[START OF Recorded information]

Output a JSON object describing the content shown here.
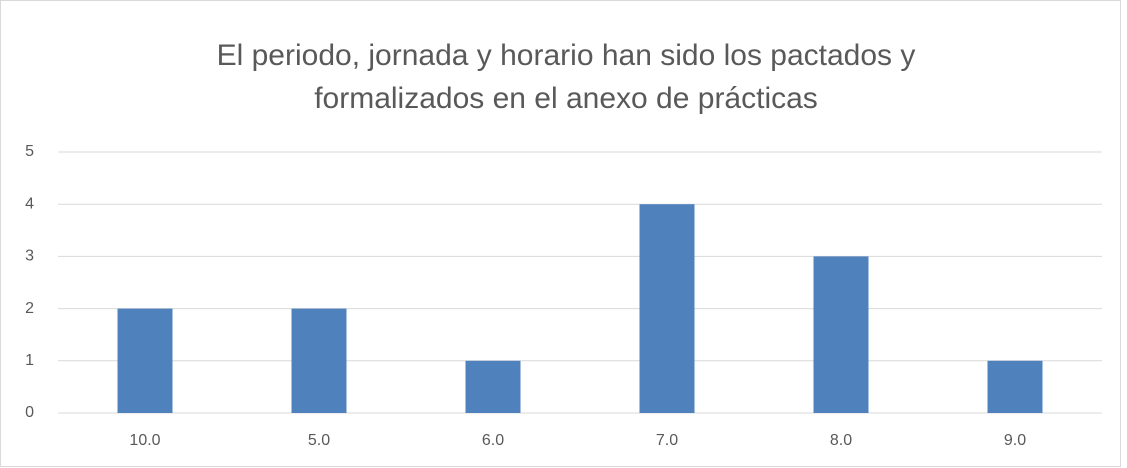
{
  "chart_data": {
    "type": "bar",
    "title": [
      "El periodo, jornada y horario han sido los pactados y",
      "formalizados en el anexo de prácticas"
    ],
    "categories": [
      "10.0",
      "5.0",
      "6.0",
      "7.0",
      "8.0",
      "9.0"
    ],
    "values": [
      2,
      2,
      1,
      4,
      3,
      1
    ],
    "color": "#4f81bd",
    "ylim": [
      0,
      5
    ],
    "yticks": [
      0,
      1,
      2,
      3,
      4,
      5
    ],
    "grid": true
  }
}
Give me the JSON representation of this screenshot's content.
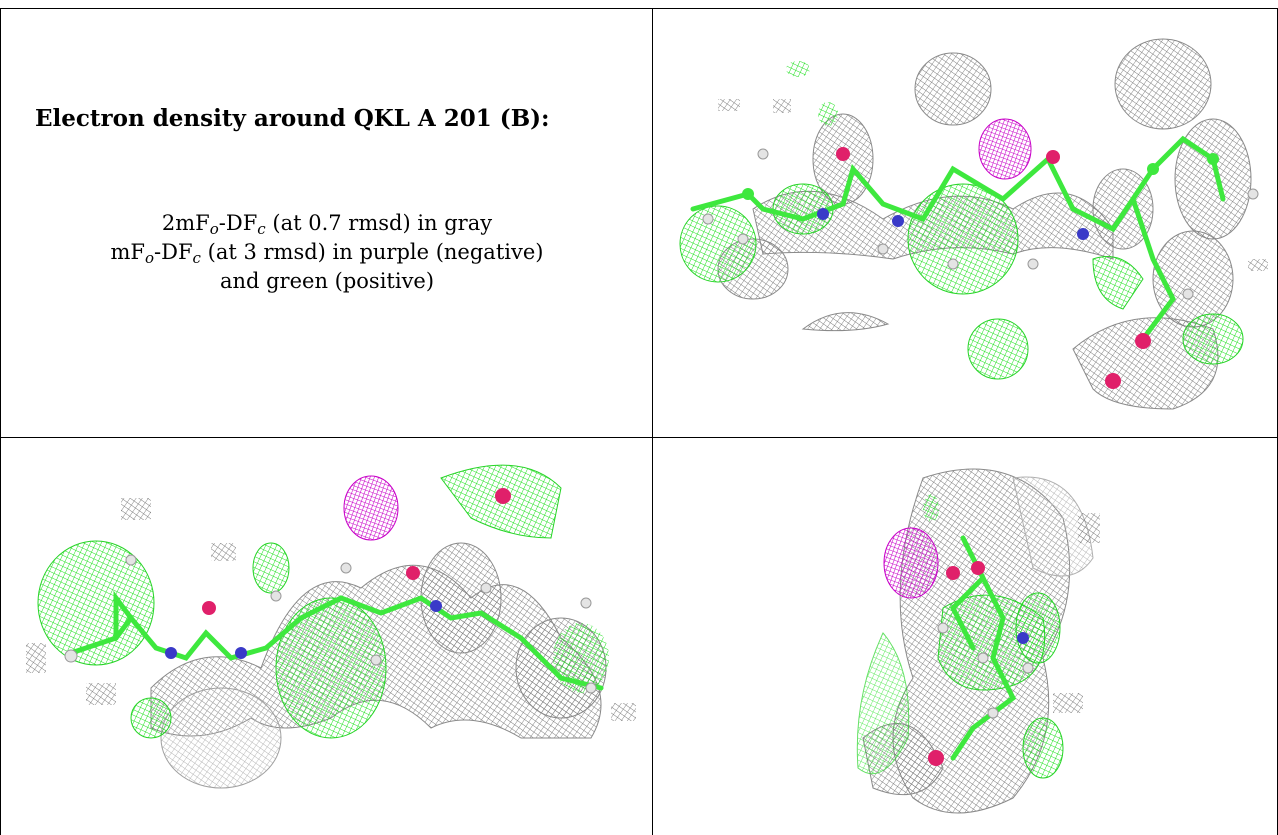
{
  "caption": {
    "title": "Electron density around QKL A 201 (B):",
    "line1": {
      "pre": "2mF",
      "sub1": "o",
      "mid": "-DF",
      "sub2": "c",
      "post": " (at 0.7 rmsd) in gray"
    },
    "line2": {
      "pre": "mF",
      "sub1": "o",
      "mid": "-DF",
      "sub2": "c",
      "post": " (at 3 rmsd) in purple (negative)"
    },
    "line3": "and green (positive)"
  },
  "colors": {
    "gray_mesh": "#7d7d7d",
    "green_mesh": "#22e322",
    "purple_mesh": "#d000d0",
    "carbon": "#3ee83e",
    "nitrogen": "#3a3ac8",
    "oxygen": "#e0206a",
    "hydrogen": "#e4e4e4"
  },
  "panels": {
    "top_right": {
      "name": "density-view-1"
    },
    "bottom_left": {
      "name": "density-view-2"
    },
    "bottom_right": {
      "name": "density-view-3"
    }
  }
}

[END OF Recorded information]

▶ Objective:
Leave out the pictures and transcribe the entries above exactly.

▶ Answer to the exercise:
Output a JSON object describing the content shown here.
{
  "chart_data": {
    "type": "bar",
    "title": [
      "El periodo, jornada y horario han sido los pactados y",
      "formalizados en el anexo de prácticas"
    ],
    "categories": [
      "10.0",
      "5.0",
      "6.0",
      "7.0",
      "8.0",
      "9.0"
    ],
    "values": [
      2,
      2,
      1,
      4,
      3,
      1
    ],
    "color": "#4f81bd",
    "ylim": [
      0,
      5
    ],
    "yticks": [
      0,
      1,
      2,
      3,
      4,
      5
    ],
    "grid": true
  }
}
Give me the JSON representation of this screenshot's content.
{
  "caption": {
    "title": "Electron density around QKL A 201 (B):",
    "line1": {
      "pre": "2mF",
      "sub1": "o",
      "mid": "-DF",
      "sub2": "c",
      "post": " (at 0.7 rmsd) in gray"
    },
    "line2": {
      "pre": "mF",
      "sub1": "o",
      "mid": "-DF",
      "sub2": "c",
      "post": " (at 3 rmsd) in purple (negative)"
    },
    "line3": "and green (positive)"
  },
  "colors": {
    "gray_mesh": "#7d7d7d",
    "green_mesh": "#22e322",
    "purple_mesh": "#d000d0",
    "carbon": "#3ee83e",
    "nitrogen": "#3a3ac8",
    "oxygen": "#e0206a",
    "hydrogen": "#e4e4e4"
  },
  "panels": {
    "top_right": {
      "name": "density-view-1"
    },
    "bottom_left": {
      "name": "density-view-2"
    },
    "bottom_right": {
      "name": "density-view-3"
    }
  }
}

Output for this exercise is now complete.